STATED PROBLEM: Filter the records for lines holding the string "text".

INFORMATION SHOWN:
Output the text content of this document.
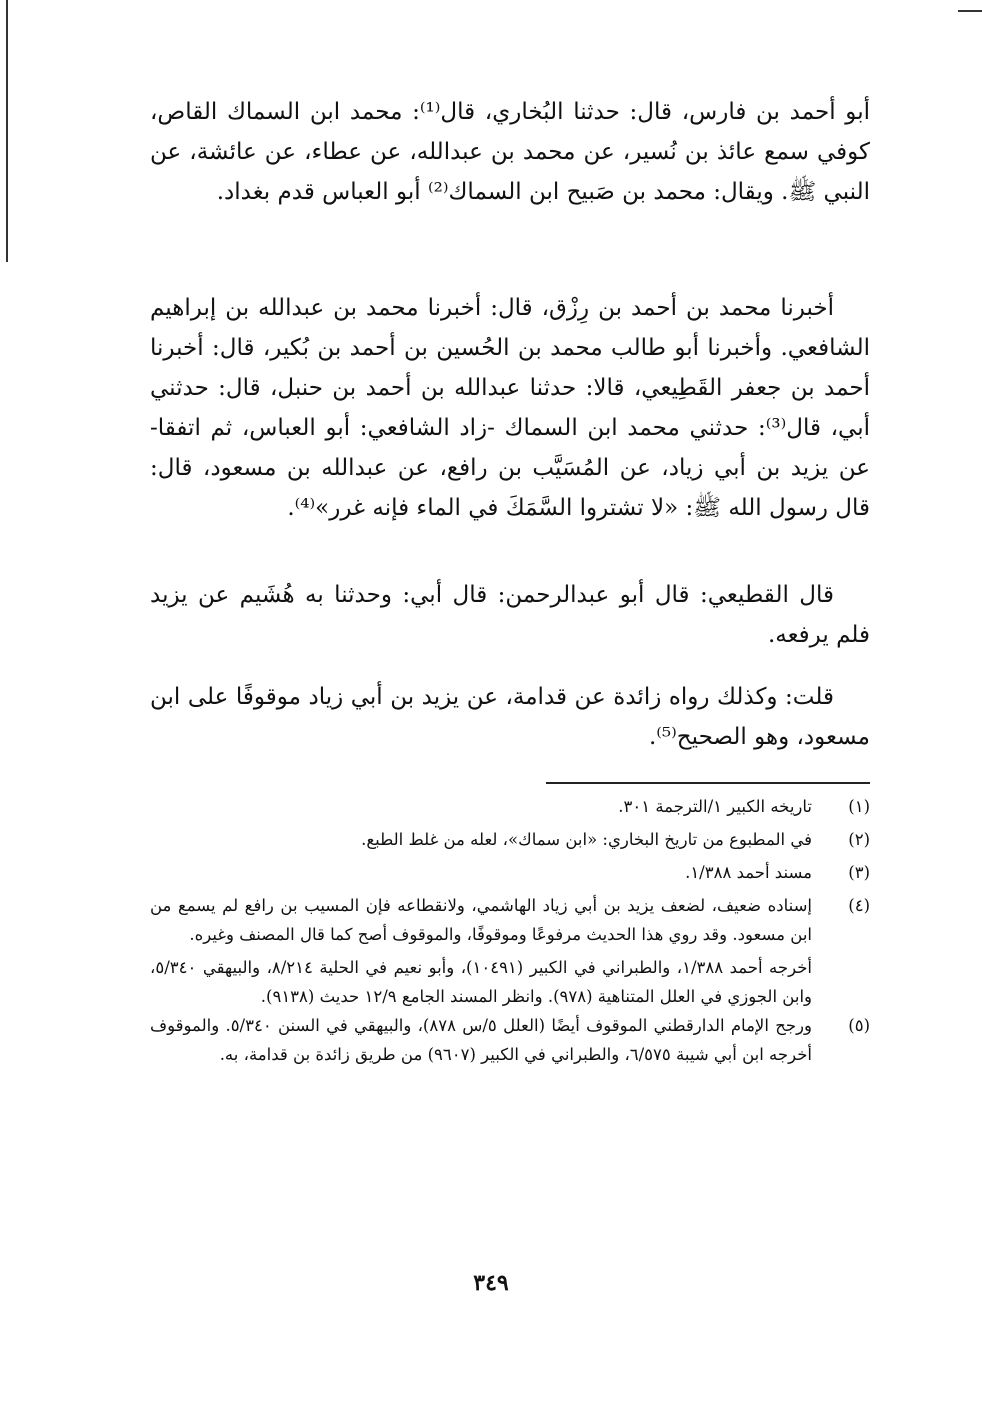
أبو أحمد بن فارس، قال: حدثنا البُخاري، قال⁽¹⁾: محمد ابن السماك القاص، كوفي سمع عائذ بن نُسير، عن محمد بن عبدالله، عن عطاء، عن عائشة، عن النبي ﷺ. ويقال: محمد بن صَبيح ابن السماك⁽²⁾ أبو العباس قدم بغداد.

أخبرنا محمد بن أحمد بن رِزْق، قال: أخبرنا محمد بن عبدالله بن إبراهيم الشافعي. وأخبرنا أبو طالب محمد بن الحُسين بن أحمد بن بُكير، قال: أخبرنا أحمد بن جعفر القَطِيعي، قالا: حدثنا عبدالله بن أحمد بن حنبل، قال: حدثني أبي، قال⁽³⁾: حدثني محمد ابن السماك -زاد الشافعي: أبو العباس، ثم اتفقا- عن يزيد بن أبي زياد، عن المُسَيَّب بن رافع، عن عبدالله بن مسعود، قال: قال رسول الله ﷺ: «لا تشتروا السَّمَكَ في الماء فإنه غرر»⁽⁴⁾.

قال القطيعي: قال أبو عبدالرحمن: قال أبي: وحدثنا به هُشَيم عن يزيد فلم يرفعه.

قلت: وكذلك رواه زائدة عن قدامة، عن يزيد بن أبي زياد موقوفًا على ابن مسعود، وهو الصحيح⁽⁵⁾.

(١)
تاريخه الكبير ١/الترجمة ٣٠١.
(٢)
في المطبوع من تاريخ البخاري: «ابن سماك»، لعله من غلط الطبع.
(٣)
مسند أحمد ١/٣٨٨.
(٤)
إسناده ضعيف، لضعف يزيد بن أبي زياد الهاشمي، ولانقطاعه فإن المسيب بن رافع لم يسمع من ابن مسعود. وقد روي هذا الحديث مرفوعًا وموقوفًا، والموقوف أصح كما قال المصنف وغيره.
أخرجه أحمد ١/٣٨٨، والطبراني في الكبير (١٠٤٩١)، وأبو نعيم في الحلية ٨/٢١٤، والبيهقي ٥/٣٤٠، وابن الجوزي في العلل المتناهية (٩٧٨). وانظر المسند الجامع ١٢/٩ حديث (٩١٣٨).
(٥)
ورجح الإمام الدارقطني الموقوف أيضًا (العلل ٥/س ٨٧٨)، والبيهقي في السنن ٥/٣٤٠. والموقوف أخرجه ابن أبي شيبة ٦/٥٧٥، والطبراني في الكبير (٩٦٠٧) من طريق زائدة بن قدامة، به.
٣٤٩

==

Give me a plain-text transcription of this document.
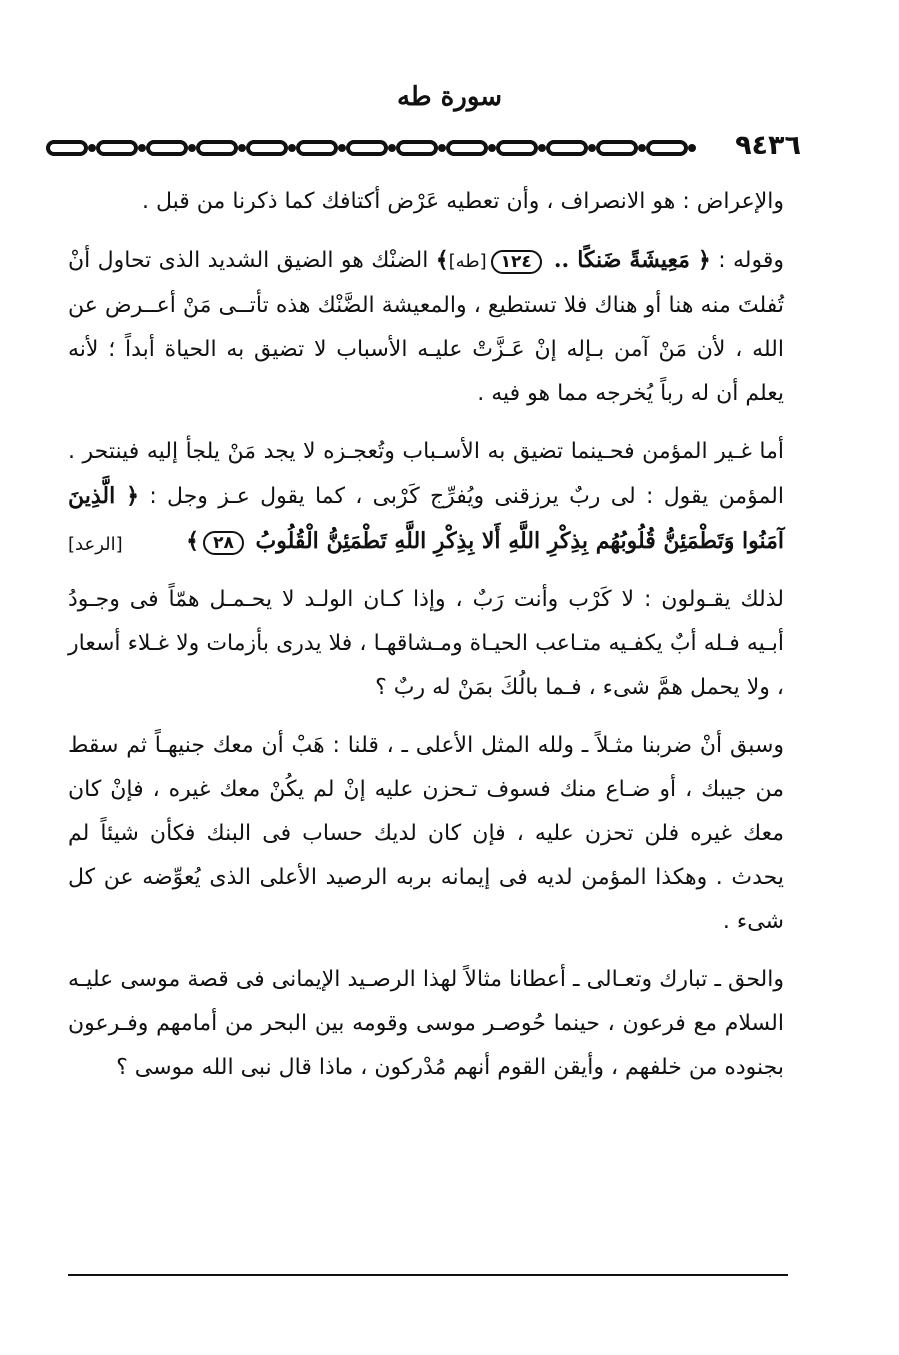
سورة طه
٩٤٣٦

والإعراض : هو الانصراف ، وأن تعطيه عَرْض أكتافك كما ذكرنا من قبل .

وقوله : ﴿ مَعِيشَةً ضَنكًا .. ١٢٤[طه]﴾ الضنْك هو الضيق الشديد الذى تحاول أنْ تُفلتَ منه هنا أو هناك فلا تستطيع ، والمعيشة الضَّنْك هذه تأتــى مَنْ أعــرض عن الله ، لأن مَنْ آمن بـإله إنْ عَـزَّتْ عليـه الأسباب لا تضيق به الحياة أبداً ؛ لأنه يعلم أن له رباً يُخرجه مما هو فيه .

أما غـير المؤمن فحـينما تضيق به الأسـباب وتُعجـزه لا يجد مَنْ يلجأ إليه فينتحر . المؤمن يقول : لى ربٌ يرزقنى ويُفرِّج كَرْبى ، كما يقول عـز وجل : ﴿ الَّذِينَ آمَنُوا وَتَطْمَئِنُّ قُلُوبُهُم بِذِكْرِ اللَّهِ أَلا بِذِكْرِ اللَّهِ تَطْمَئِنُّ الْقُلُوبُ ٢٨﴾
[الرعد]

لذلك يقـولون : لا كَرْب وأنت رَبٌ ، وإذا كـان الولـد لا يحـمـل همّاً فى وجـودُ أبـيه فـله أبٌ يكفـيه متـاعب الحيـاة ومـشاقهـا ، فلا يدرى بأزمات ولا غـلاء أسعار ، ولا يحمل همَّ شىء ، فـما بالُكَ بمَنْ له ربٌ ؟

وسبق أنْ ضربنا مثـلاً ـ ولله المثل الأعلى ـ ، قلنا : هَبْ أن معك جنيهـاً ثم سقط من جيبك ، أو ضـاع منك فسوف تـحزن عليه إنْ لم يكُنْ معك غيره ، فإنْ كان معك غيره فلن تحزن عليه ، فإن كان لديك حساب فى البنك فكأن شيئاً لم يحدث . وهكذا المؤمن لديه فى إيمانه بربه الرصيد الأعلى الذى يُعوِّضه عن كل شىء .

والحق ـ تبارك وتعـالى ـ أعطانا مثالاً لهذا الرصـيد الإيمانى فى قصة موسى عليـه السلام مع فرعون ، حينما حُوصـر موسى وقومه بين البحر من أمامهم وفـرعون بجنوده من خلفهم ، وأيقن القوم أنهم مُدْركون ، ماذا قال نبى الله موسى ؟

THE REPLY:
Output the text content of this document.
Give me a plain-text transcription of this document.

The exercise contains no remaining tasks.